• **CHALLENGE**:
What is the count of lines in the listing below that hold the string "text"? Reply with that number alone.

• **DATA LISTING**:
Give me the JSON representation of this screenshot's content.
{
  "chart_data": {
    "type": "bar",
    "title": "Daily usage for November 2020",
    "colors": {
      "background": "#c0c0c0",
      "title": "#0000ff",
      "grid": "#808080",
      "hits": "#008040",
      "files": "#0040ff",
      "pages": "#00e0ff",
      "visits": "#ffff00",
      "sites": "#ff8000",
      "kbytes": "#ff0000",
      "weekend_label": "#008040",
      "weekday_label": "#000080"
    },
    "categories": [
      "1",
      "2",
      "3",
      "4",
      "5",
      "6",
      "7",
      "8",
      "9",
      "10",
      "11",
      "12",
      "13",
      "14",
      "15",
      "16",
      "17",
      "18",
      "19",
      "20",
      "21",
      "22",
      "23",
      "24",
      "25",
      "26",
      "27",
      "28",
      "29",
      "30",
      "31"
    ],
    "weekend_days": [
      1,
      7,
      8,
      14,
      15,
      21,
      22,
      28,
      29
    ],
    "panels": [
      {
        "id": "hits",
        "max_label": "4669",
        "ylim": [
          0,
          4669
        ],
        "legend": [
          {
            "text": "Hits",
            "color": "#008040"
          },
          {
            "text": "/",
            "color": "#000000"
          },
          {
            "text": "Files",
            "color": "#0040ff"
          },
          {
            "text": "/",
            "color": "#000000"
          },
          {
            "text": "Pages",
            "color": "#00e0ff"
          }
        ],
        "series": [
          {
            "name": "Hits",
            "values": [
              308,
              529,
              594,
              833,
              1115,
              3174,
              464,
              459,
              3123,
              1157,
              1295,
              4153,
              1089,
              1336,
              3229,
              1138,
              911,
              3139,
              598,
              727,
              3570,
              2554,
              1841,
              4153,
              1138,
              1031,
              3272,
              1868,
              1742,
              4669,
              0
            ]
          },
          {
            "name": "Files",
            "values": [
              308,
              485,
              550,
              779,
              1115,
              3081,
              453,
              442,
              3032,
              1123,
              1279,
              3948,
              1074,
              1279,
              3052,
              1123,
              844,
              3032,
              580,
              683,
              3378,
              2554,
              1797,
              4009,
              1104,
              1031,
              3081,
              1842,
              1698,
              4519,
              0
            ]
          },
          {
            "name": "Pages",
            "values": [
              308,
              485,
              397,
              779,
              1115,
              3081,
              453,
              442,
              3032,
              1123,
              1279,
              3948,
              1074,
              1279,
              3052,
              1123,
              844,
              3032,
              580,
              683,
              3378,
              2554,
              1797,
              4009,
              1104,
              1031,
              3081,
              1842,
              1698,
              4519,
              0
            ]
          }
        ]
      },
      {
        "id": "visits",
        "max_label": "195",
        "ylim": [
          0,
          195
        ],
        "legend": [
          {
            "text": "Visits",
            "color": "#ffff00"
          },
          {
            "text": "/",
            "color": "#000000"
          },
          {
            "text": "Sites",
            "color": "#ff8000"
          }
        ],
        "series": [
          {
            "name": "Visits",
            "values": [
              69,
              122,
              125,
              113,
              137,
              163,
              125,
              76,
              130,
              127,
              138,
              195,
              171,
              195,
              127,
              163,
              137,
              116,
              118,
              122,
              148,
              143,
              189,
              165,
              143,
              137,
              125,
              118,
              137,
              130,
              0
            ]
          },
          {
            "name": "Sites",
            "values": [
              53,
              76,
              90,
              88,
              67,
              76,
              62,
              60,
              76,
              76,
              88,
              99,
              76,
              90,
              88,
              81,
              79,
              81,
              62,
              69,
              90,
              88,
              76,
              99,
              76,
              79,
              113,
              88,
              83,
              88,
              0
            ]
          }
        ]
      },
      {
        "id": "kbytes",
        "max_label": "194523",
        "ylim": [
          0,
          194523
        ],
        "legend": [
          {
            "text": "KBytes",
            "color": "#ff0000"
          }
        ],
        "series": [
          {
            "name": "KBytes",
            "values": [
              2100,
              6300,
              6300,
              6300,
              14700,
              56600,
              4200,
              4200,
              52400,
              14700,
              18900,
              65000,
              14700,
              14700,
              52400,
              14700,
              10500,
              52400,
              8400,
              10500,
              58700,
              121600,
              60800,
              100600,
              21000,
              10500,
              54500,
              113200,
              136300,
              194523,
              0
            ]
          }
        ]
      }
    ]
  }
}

• **TASK RESULT**:
9